— start Supplied records —

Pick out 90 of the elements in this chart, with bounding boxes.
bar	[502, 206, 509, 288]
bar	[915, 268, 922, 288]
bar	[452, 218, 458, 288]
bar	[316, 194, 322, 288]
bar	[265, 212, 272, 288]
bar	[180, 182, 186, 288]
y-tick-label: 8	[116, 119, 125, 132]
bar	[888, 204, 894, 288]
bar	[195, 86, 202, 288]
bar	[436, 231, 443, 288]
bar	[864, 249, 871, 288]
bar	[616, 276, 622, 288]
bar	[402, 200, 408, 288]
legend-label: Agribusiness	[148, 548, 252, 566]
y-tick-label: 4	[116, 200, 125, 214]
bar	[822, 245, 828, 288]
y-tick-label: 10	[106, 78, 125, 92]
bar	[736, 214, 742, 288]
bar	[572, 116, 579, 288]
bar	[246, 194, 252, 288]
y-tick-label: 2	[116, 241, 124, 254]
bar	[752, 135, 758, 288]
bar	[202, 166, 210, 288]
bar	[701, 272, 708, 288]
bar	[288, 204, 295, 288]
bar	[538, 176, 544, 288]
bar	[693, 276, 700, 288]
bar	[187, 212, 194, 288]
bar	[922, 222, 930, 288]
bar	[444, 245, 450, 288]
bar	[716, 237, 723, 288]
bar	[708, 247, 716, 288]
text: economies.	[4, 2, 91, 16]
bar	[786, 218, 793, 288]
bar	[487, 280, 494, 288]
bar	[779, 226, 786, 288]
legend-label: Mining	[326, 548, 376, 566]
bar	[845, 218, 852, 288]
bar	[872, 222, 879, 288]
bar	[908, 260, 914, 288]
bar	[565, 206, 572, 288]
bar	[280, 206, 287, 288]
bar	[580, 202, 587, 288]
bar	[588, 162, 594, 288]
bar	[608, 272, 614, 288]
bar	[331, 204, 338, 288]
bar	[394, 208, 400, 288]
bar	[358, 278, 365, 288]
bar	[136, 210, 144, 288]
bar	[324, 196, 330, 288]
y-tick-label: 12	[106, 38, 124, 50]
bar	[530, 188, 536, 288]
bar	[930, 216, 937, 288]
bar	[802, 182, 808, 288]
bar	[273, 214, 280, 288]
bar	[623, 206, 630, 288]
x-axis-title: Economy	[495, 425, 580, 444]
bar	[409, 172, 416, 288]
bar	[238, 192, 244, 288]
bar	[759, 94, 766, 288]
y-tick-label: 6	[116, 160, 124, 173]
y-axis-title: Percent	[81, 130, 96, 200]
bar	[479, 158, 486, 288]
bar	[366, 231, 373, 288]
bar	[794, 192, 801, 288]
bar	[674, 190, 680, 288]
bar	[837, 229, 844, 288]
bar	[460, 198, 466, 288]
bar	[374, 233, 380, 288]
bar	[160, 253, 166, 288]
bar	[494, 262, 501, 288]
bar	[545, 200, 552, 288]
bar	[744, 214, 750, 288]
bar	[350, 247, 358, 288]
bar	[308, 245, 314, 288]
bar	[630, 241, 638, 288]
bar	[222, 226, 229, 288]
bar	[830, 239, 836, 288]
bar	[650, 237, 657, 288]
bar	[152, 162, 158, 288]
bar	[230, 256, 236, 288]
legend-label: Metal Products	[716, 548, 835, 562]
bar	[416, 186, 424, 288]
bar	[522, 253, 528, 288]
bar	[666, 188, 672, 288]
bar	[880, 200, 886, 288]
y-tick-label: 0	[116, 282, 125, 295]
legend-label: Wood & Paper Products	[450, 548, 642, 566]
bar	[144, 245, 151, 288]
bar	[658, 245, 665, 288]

— end Supplied records —

# Task instructions
Copy out each line from the records above that includes the word "title".

# Exercise solution
x-axis-title: Economy	[495, 425, 580, 444]
y-axis-title: Percent	[81, 130, 96, 200]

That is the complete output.